### EXCERPTED DATA
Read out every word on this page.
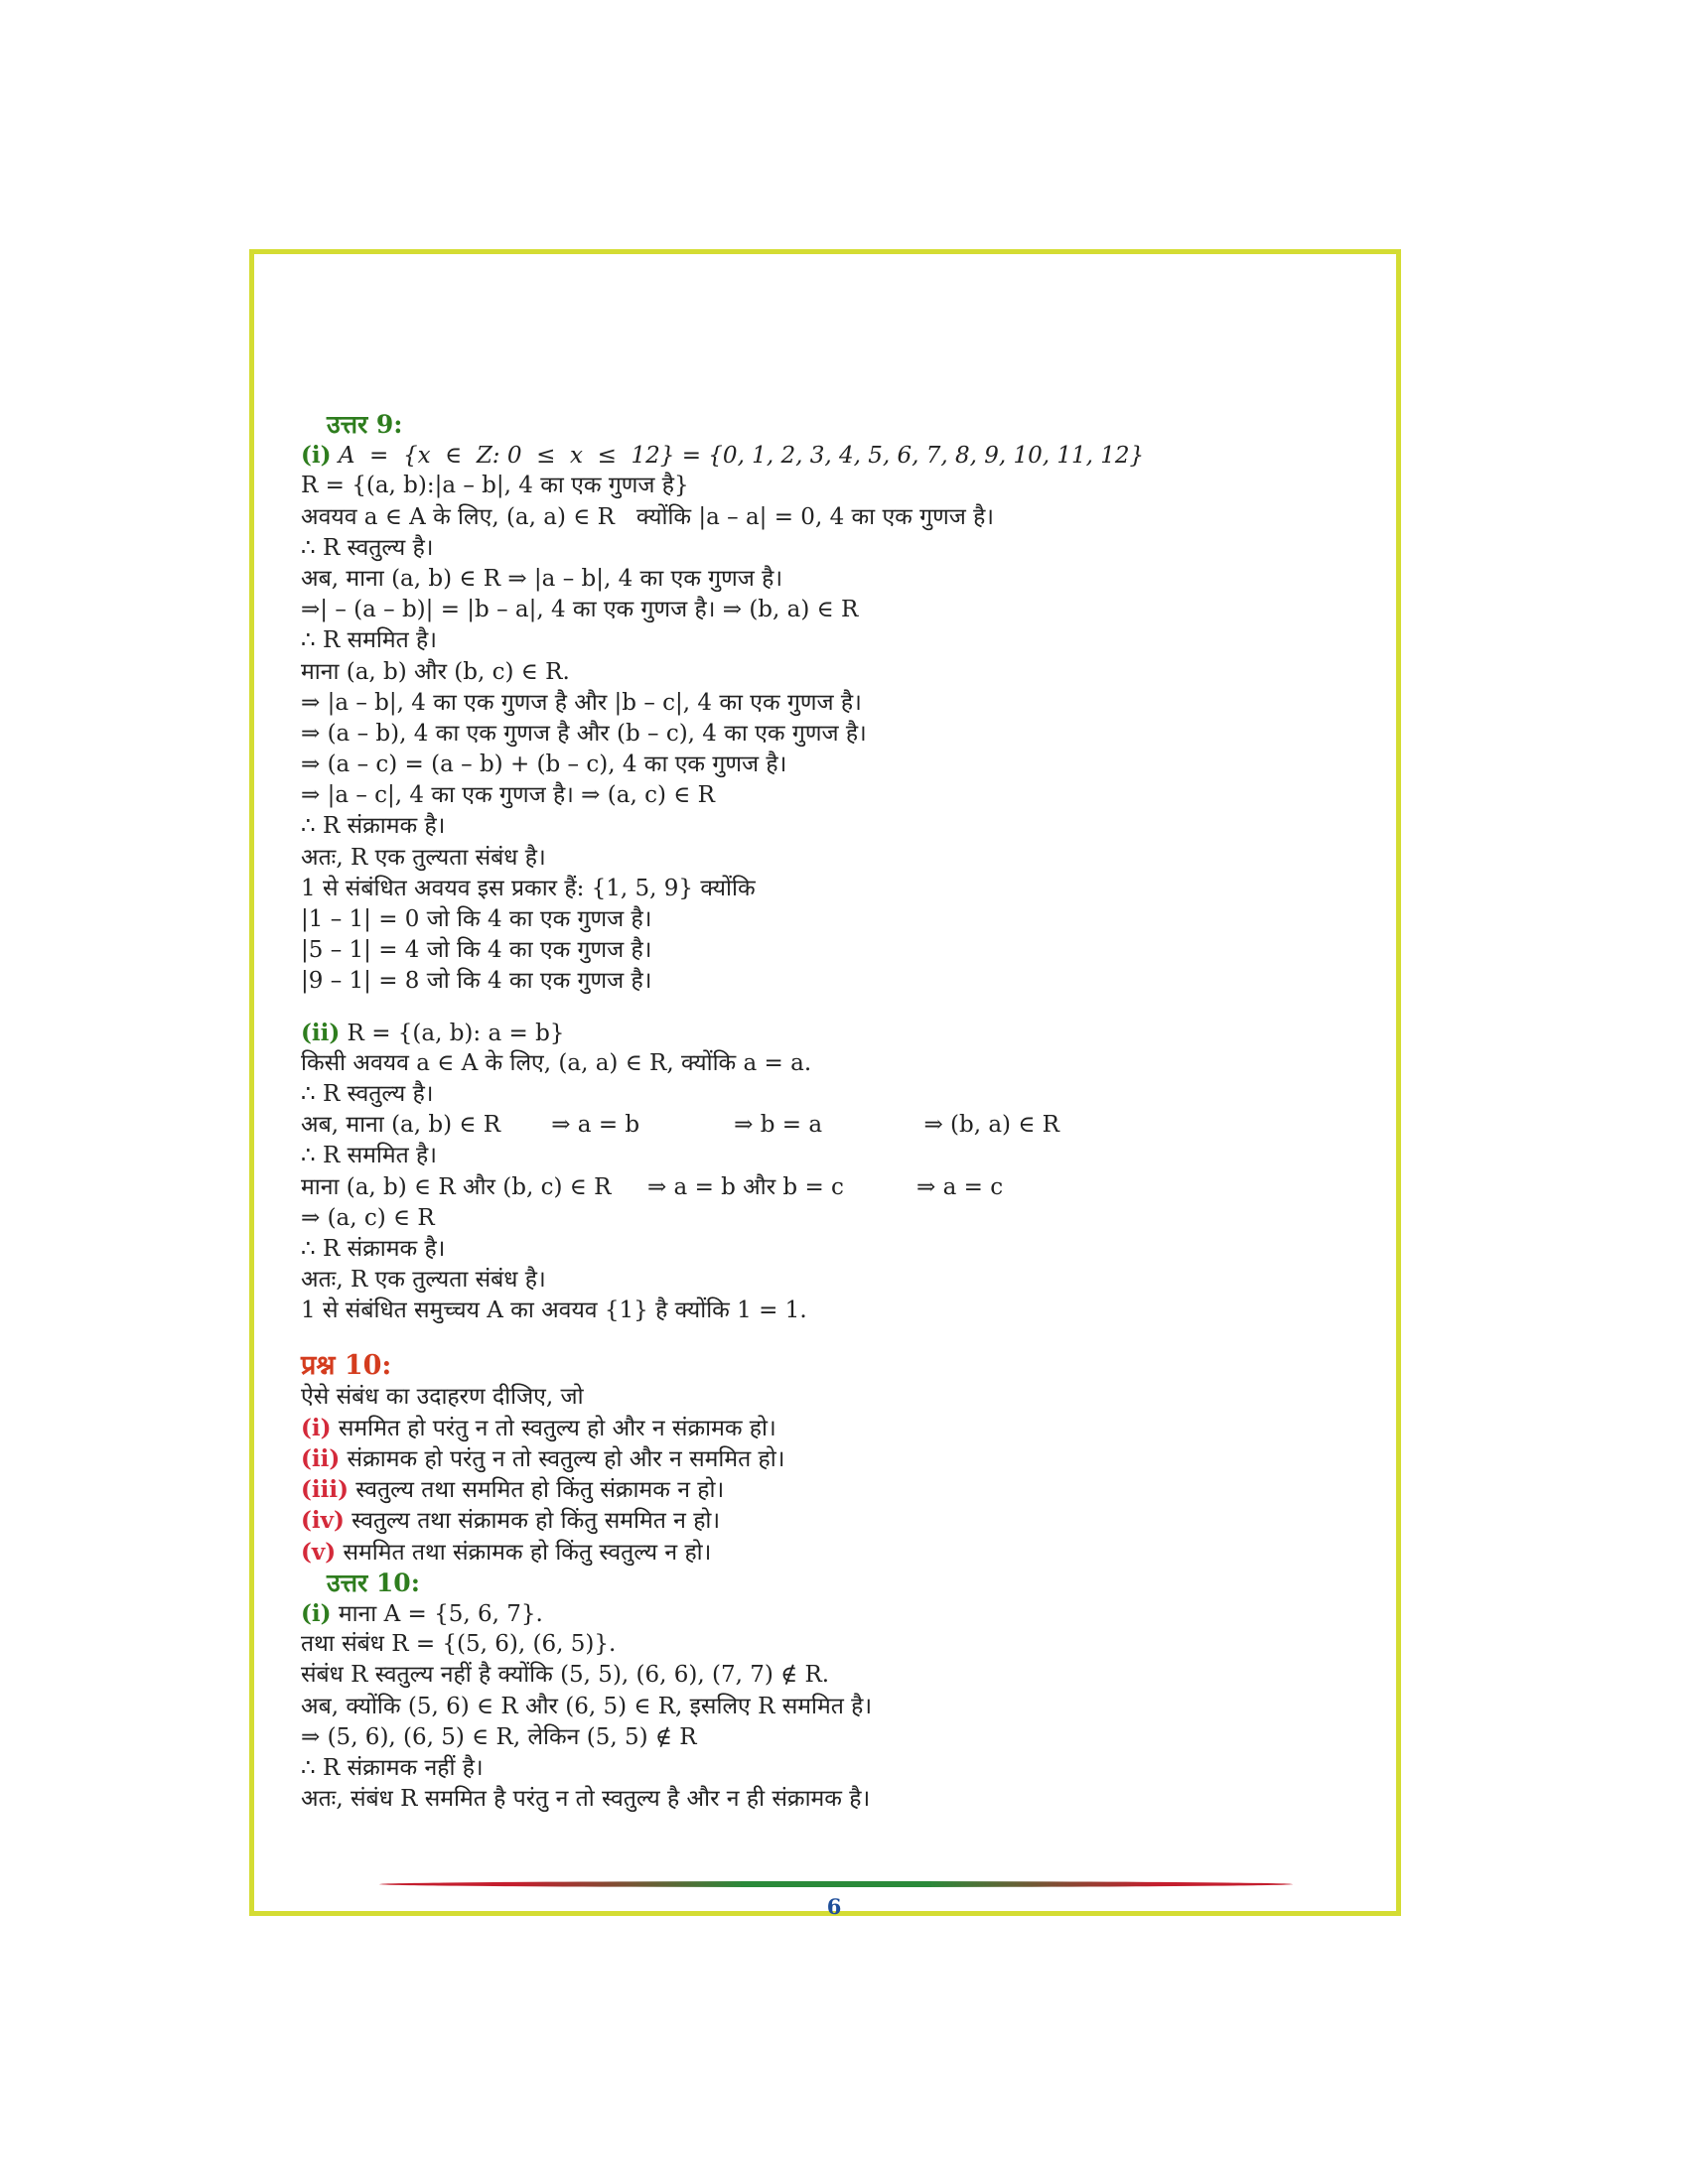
उत्तर 9:
(i) A  =  {x  ∈  Z: 0  ≤  x  ≤  12} = {0, 1, 2, 3, 4, 5, 6, 7, 8, 9, 10, 11, 12}
R = {(a, b):|a – b|, 4 का एक गुणज है}
अवयव a ∈ A के लिए, (a, a) ∈ R   क्योंकि |a – a| = 0, 4 का एक गुणज है।
∴ R स्वतुल्य है।
अब, माना (a, b) ∈ R ⇒ |a – b|, 4 का एक गुणज है।
⇒| – (a – b)| = |b – a|, 4 का एक गुणज है। ⇒ (b, a) ∈ R
∴ R सममित है।
माना (a, b) और (b, c) ∈ R.
⇒ |a – b|, 4 का एक गुणज है और |b – c|, 4 का एक गुणज है।
⇒ (a – b), 4 का एक गुणज है और (b – c), 4 का एक गुणज है।
⇒ (a – c) = (a – b) + (b – c), 4 का एक गुणज है।
⇒ |a – c|, 4 का एक गुणज है। ⇒ (a, c) ∈ R
∴ R संक्रामक है।
अतः, R एक तुल्यता संबंध है।
1 से संबंधित अवयव इस प्रकार हैं: {1, 5, 9} क्योंकि
|1 – 1| = 0 जो कि 4 का एक गुणज है।
|5 – 1| = 4 जो कि 4 का एक गुणज है।
|9 – 1| = 8 जो कि 4 का एक गुणज है।
(ii) R = {(a, b): a = b}
किसी अवयव a ∈ A के लिए, (a, a) ∈ R, क्योंकि a = a.
∴ R स्वतुल्य है।
अब, माना (a, b) ∈ R       ⇒ a = b             ⇒ b = a              ⇒ (b, a) ∈ R
∴ R सममित है।
माना (a, b) ∈ R और (b, c) ∈ R     ⇒ a = b और b = c          ⇒ a = c
⇒ (a, c) ∈ R
∴ R संक्रामक है।
अतः, R एक तुल्यता संबंध है।
1 से संबंधित समुच्चय A का अवयव {1} है क्योंकि 1 = 1.
प्रश्न 10:
ऐसे संबंध का उदाहरण दीजिए, जो
(i) सममित हो परंतु न तो स्वतुल्य हो और न संक्रामक हो।
(ii) संक्रामक हो परंतु न तो स्वतुल्य हो और न सममित हो।
(iii) स्वतुल्य तथा सममित हो किंतु संक्रामक न हो।
(iv) स्वतुल्य तथा संक्रामक हो किंतु सममित न हो।
(v) सममित तथा संक्रामक हो किंतु स्वतुल्य न हो।
उत्तर 10:
(i) माना A = {5, 6, 7}.
तथा संबंध R = {(5, 6), (6, 5)}.
संबंध R स्वतुल्य नहीं है क्योंकि (5, 5), (6, 6), (7, 7) ∉ R.
अब, क्योंकि (5, 6) ∈ R और (6, 5) ∈ R, इसलिए R सममित है।
⇒ (5, 6), (6, 5) ∈ R, लेकिन (5, 5) ∉ R
∴ R संक्रामक नहीं है।
अतः, संबंध R सममित है परंतु न तो स्वतुल्य है और न ही संक्रामक है।
6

### EXERCISE REQUIREMENTS
Leave the pictures out and copy the rest of the data exactly.

### ANSWER TO THIS PROBLEM
Read out every word on this page.
उत्तर 9:
(i) A  =  {x  ∈  Z: 0  ≤  x  ≤  12} = {0, 1, 2, 3, 4, 5, 6, 7, 8, 9, 10, 11, 12}
R = {(a, b):|a – b|, 4 का एक गुणज है}
अवयव a ∈ A के लिए, (a, a) ∈ R   क्योंकि |a – a| = 0, 4 का एक गुणज है।
∴ R स्वतुल्य है।
अब, माना (a, b) ∈ R ⇒ |a – b|, 4 का एक गुणज है।
⇒| – (a – b)| = |b – a|, 4 का एक गुणज है। ⇒ (b, a) ∈ R
∴ R सममित है।
माना (a, b) और (b, c) ∈ R.
⇒ |a – b|, 4 का एक गुणज है और |b – c|, 4 का एक गुणज है।
⇒ (a – b), 4 का एक गुणज है और (b – c), 4 का एक गुणज है।
⇒ (a – c) = (a – b) + (b – c), 4 का एक गुणज है।
⇒ |a – c|, 4 का एक गुणज है। ⇒ (a, c) ∈ R
∴ R संक्रामक है।
अतः, R एक तुल्यता संबंध है।
1 से संबंधित अवयव इस प्रकार हैं: {1, 5, 9} क्योंकि
|1 – 1| = 0 जो कि 4 का एक गुणज है।
|5 – 1| = 4 जो कि 4 का एक गुणज है।
|9 – 1| = 8 जो कि 4 का एक गुणज है।
(ii) R = {(a, b): a = b}
किसी अवयव a ∈ A के लिए, (a, a) ∈ R, क्योंकि a = a.
∴ R स्वतुल्य है।
अब, माना (a, b) ∈ R       ⇒ a = b             ⇒ b = a              ⇒ (b, a) ∈ R
∴ R सममित है।
माना (a, b) ∈ R और (b, c) ∈ R     ⇒ a = b और b = c          ⇒ a = c
⇒ (a, c) ∈ R
∴ R संक्रामक है।
अतः, R एक तुल्यता संबंध है।
1 से संबंधित समुच्चय A का अवयव {1} है क्योंकि 1 = 1.
प्रश्न 10:
ऐसे संबंध का उदाहरण दीजिए, जो
(i) सममित हो परंतु न तो स्वतुल्य हो और न संक्रामक हो।
(ii) संक्रामक हो परंतु न तो स्वतुल्य हो और न सममित हो।
(iii) स्वतुल्य तथा सममित हो किंतु संक्रामक न हो।
(iv) स्वतुल्य तथा संक्रामक हो किंतु सममित न हो।
(v) सममित तथा संक्रामक हो किंतु स्वतुल्य न हो।
उत्तर 10:
(i) माना A = {5, 6, 7}.
तथा संबंध R = {(5, 6), (6, 5)}.
संबंध R स्वतुल्य नहीं है क्योंकि (5, 5), (6, 6), (7, 7) ∉ R.
अब, क्योंकि (5, 6) ∈ R और (6, 5) ∈ R, इसलिए R सममित है।
⇒ (5, 6), (6, 5) ∈ R, लेकिन (5, 5) ∉ R
∴ R संक्रामक नहीं है।
अतः, संबंध R सममित है परंतु न तो स्वतुल्य है और न ही संक्रामक है।
6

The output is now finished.